### Request
Copy nothing but the text: repeat each entry exactly and drop the images.

· · ·

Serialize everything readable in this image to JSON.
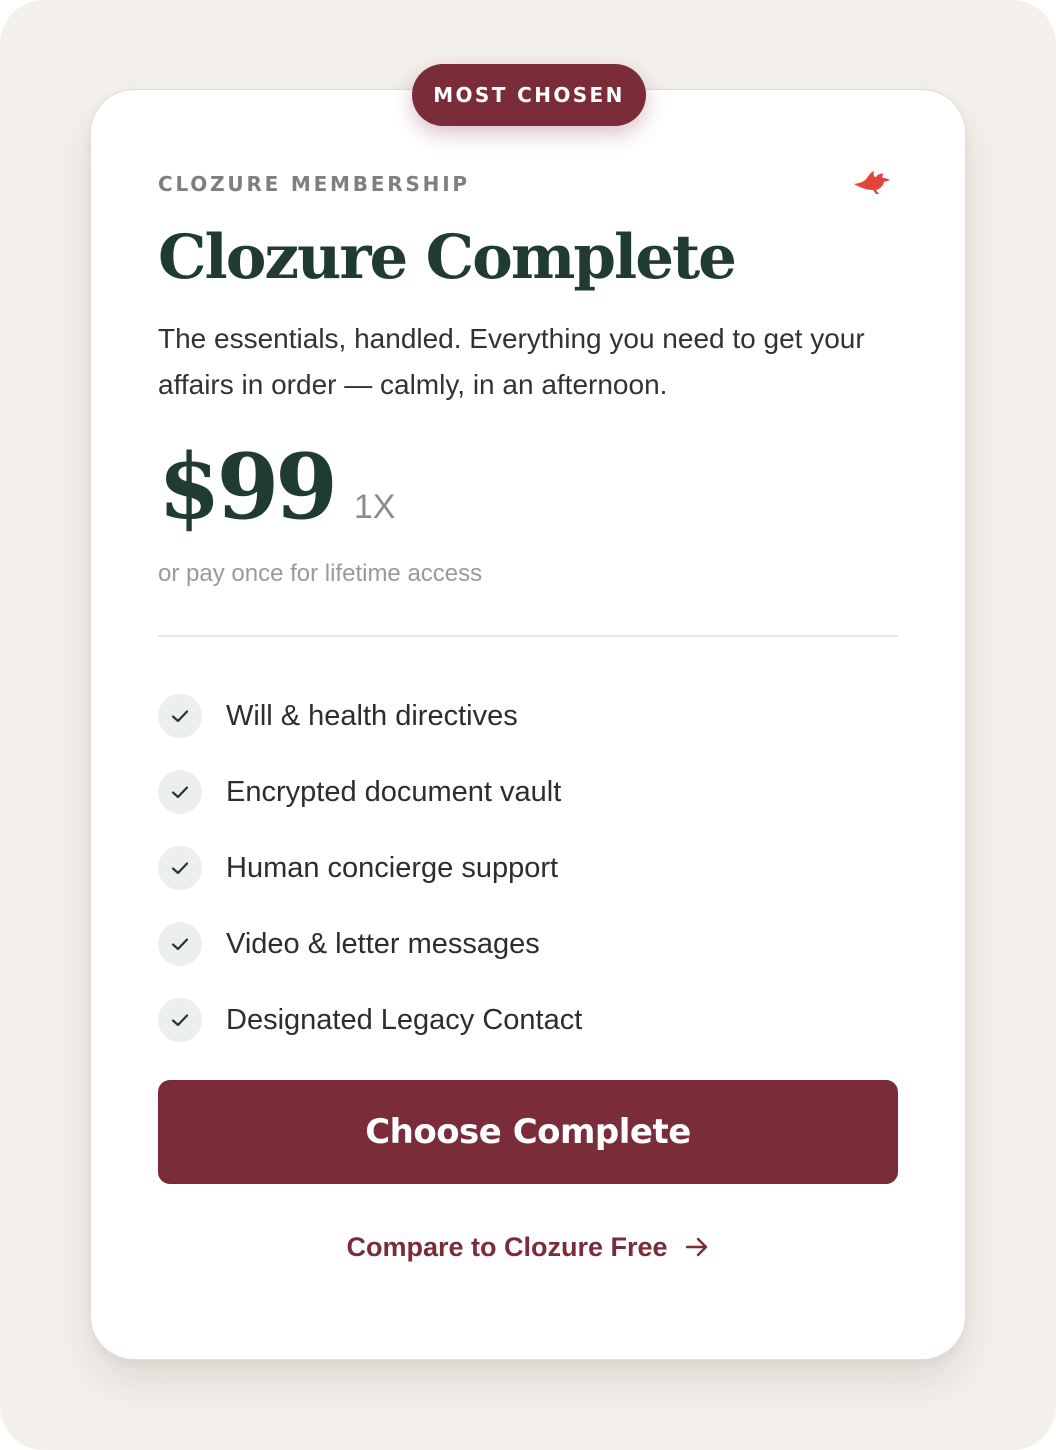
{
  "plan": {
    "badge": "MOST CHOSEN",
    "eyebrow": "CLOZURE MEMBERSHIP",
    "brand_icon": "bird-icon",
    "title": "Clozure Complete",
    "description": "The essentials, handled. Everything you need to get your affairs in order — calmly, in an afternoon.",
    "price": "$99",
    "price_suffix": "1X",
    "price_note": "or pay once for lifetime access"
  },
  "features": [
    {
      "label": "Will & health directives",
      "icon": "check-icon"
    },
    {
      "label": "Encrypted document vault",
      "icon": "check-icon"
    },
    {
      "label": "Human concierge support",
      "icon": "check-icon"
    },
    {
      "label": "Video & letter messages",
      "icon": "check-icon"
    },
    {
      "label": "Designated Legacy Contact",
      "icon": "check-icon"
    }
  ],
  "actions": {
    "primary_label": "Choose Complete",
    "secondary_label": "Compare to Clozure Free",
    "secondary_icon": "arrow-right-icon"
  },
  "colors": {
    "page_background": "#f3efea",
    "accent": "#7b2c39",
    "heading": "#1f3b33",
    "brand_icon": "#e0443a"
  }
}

· · ·

### Exercise result
Serialize everything readable in this image to JSON.
{
  "plan": {
    "badge": "MOST CHOSEN",
    "eyebrow": "CLOZURE MEMBERSHIP",
    "brand_icon": "bird-icon",
    "title": "Clozure Complete",
    "description": "The essentials, handled. Everything you need to get your affairs in order — calmly, in an afternoon.",
    "price": "$99",
    "price_suffix": "1X",
    "price_note": "or pay once for lifetime access"
  },
  "features": [
    {
      "label": "Will & health directives",
      "icon": "check-icon"
    },
    {
      "label": "Encrypted document vault",
      "icon": "check-icon"
    },
    {
      "label": "Human concierge support",
      "icon": "check-icon"
    },
    {
      "label": "Video & letter messages",
      "icon": "check-icon"
    },
    {
      "label": "Designated Legacy Contact",
      "icon": "check-icon"
    }
  ],
  "actions": {
    "primary_label": "Choose Complete",
    "secondary_label": "Compare to Clozure Free",
    "secondary_icon": "arrow-right-icon"
  },
  "colors": {
    "page_background": "#f3efea",
    "accent": "#7b2c39",
    "heading": "#1f3b33",
    "brand_icon": "#e0443a"
  }
}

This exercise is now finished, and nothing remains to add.